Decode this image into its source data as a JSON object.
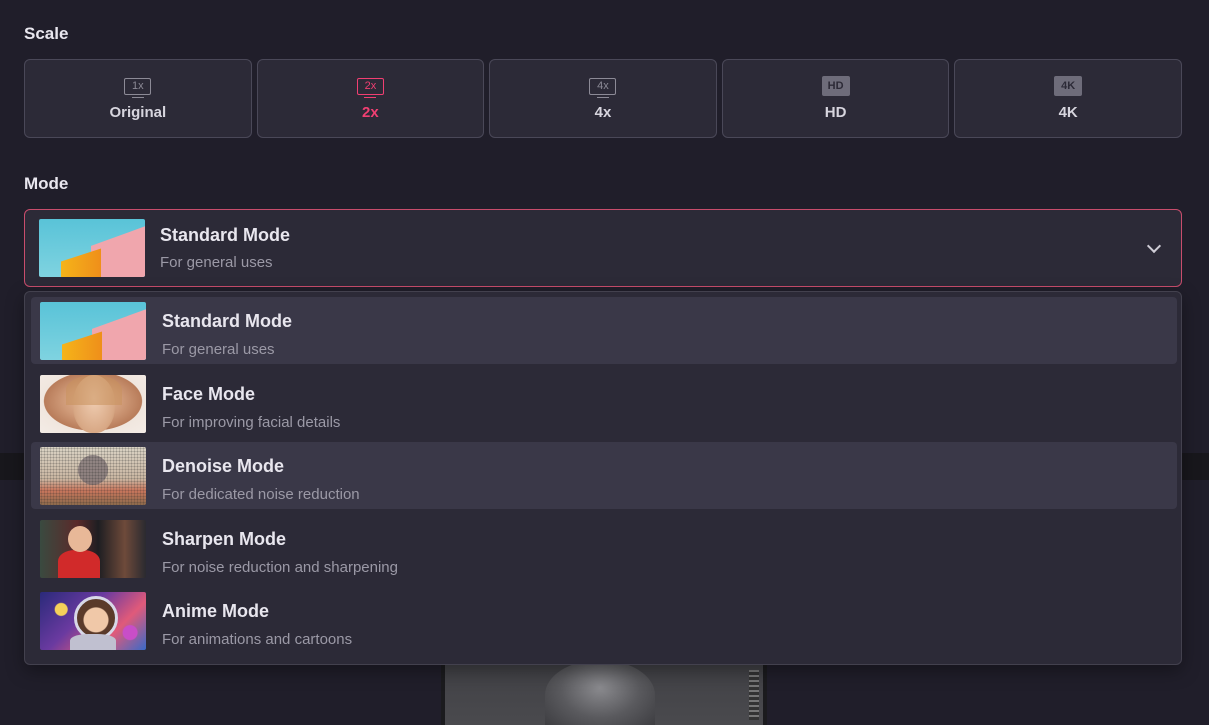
{
  "scale": {
    "label": "Scale",
    "options": [
      {
        "label": "Original",
        "icon_text": "1x",
        "icon": "scale-1x-icon",
        "active": false
      },
      {
        "label": "2x",
        "icon_text": "2x",
        "icon": "scale-2x-icon",
        "active": true
      },
      {
        "label": "4x",
        "icon_text": "4x",
        "icon": "scale-4x-icon",
        "active": false
      },
      {
        "label": "HD",
        "icon_text": "HD",
        "icon": "hd-icon",
        "active": false
      },
      {
        "label": "4K",
        "icon_text": "4K",
        "icon": "4k-icon",
        "active": false
      }
    ]
  },
  "mode": {
    "label": "Mode",
    "selected": {
      "title": "Standard Mode",
      "desc": "For general uses"
    },
    "options": [
      {
        "title": "Standard Mode",
        "desc": "For general uses",
        "highlighted": true
      },
      {
        "title": "Face Mode",
        "desc": "For improving facial details",
        "highlighted": false
      },
      {
        "title": "Denoise Mode",
        "desc": "For dedicated noise reduction",
        "highlighted": true
      },
      {
        "title": "Sharpen Mode",
        "desc": "For noise reduction and sharpening",
        "highlighted": false
      },
      {
        "title": "Anime Mode",
        "desc": "For animations and cartoons",
        "highlighted": false
      }
    ]
  },
  "colors": {
    "background": "#201e2a",
    "card": "#2c2a37",
    "accent": "#f03f72",
    "select_border": "#c84d6c"
  }
}
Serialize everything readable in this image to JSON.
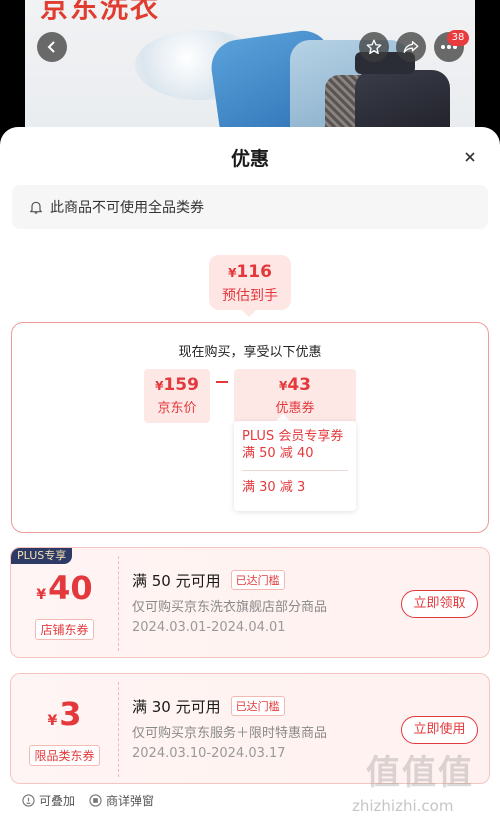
{
  "background": {
    "banner_text": "京东洗衣",
    "cart_badge": "38"
  },
  "sheet": {
    "title": "优惠",
    "notice": "此商品不可使用全品类券"
  },
  "final_price": {
    "currency": "¥",
    "amount": "116",
    "label": "预估到手"
  },
  "calculation": {
    "heading": "现在购买，享受以下优惠",
    "jd_price": {
      "currency": "¥",
      "amount": "159",
      "label": "京东价"
    },
    "discount": {
      "currency": "¥",
      "amount": "43",
      "label": "优惠券"
    },
    "details": [
      {
        "text": "PLUS 会员专享券\n满 50 减 40"
      },
      {
        "text": "满 30 减 3"
      }
    ]
  },
  "coupons": [
    {
      "badge": "PLUS专享",
      "currency": "¥",
      "amount": "40",
      "type": "店铺东券",
      "title": "满 50 元可用",
      "condition": "已达门槛",
      "description": "仅可购买京东洗衣旗舰店部分商品",
      "date_range": "2024.03.01-2024.04.01",
      "action": "立即领取"
    },
    {
      "badge": "",
      "currency": "¥",
      "amount": "3",
      "type": "限品类东券",
      "title": "满 30 元可用",
      "condition": "已达门槛",
      "description": "仅可购买京东服务＋限时特惠商品",
      "date_range": "2024.03.10-2024.03.17",
      "action": "立即使用"
    }
  ],
  "footer": {
    "stackable": "可叠加",
    "detail_popup": "商详弹窗"
  },
  "watermark": {
    "logo": "值值值",
    "url": "zhizhizhi.com"
  },
  "colors": {
    "accent": "#e4393c",
    "plus_badge": "#2e3a66"
  },
  "icons": [
    "back-icon",
    "star-icon",
    "share-icon",
    "more-icon",
    "close-icon",
    "bell-icon",
    "info-icon"
  ]
}
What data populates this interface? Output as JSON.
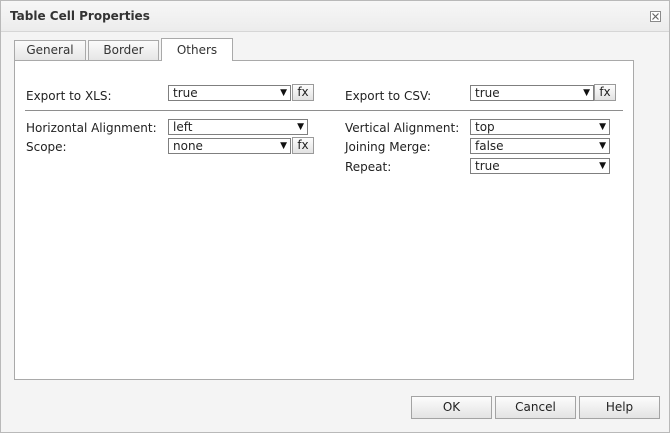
{
  "dialog": {
    "title": "Table Cell Properties"
  },
  "tabs": [
    {
      "label": "General"
    },
    {
      "label": "Border"
    },
    {
      "label": "Others"
    }
  ],
  "fields": {
    "export_xls": {
      "label": "Export to XLS:",
      "value": "true",
      "fx": "fx"
    },
    "export_csv": {
      "label": "Export to CSV:",
      "value": "true",
      "fx": "fx"
    },
    "horizontal_alignment": {
      "label": "Horizontal Alignment:",
      "value": "left"
    },
    "vertical_alignment": {
      "label": "Vertical Alignment:",
      "value": "top"
    },
    "scope": {
      "label": "Scope:",
      "value": "none",
      "fx": "fx"
    },
    "joining_merge": {
      "label": "Joining Merge:",
      "value": "false"
    },
    "repeat": {
      "label": "Repeat:",
      "value": "true"
    }
  },
  "buttons": {
    "ok": "OK",
    "cancel": "Cancel",
    "help": "Help"
  },
  "icons": {
    "dropdown": "dropdown-arrow-icon",
    "close": "close-icon"
  },
  "arrow_glyph": "▼"
}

· · ·

*TO BE DONE*.
Filter the records for lines holding the string "uses". Copy each one.

*EXERCISE RESPONSE*.
      "desc": "For general uses"
        "desc": "For general uses",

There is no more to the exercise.